- THE REQUEST
Repeat the material below word for word and leave out all pictures.

- PROVIDED INFORMATION
....
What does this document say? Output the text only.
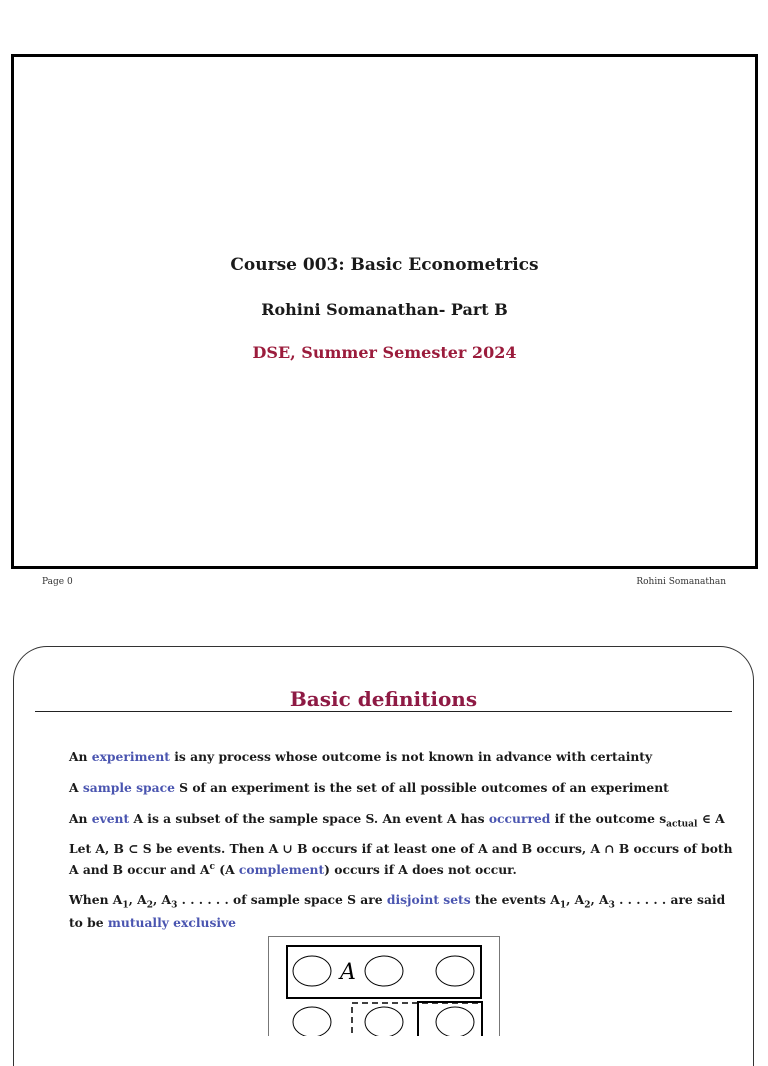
Course 003: Basic Econometrics
Rohini Somanathan- Part B
DSE, Summer Semester 2024
Page 0	Rohini Somanathan
Basic definitions
An experiment is any process whose outcome is not known in advance with certainty
A sample space S of an experiment is the set of all possible outcomes of an experiment
An event A is a subset of the sample space S. An event A has occurred if the outcome $s_{actual}$ ∈ A
Let A, B ⊂ S be events. Then A ∪ B occurs if at least one of A and B occurs, A ∩ B occurs of both A and B occur and $A^c$ (A complement) occurs if A does not occur.
When $A_1$, $A_2$, $A_3$ . . . . . . of sample space S are disjoint sets the events $A_1$, $A_2$, $A_3$ . . . . . . are said to be mutually exclusive
A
....
- FULL SOLUTION
What does this document say? Output the text only.
Course 003: Basic Econometrics
Rohini Somanathan- Part B
DSE, Summer Semester 2024
Page 0	Rohini Somanathan
Basic definitions
An experiment is any process whose outcome is not known in advance with certainty
A sample space S of an experiment is the set of all possible outcomes of an experiment
An event A is a subset of the sample space S. An event A has occurred if the outcome $s_{actual}$ ∈ A
Let A, B ⊂ S be events. Then A ∪ B occurs if at least one of A and B occurs, A ∩ B occurs of both A and B occur and $A^c$ (A complement) occurs if A does not occur.
When $A_1$, $A_2$, $A_3$ . . . . . . of sample space S are disjoint sets the events $A_1$, $A_2$, $A_3$ . . . . . . are said to be mutually exclusive
A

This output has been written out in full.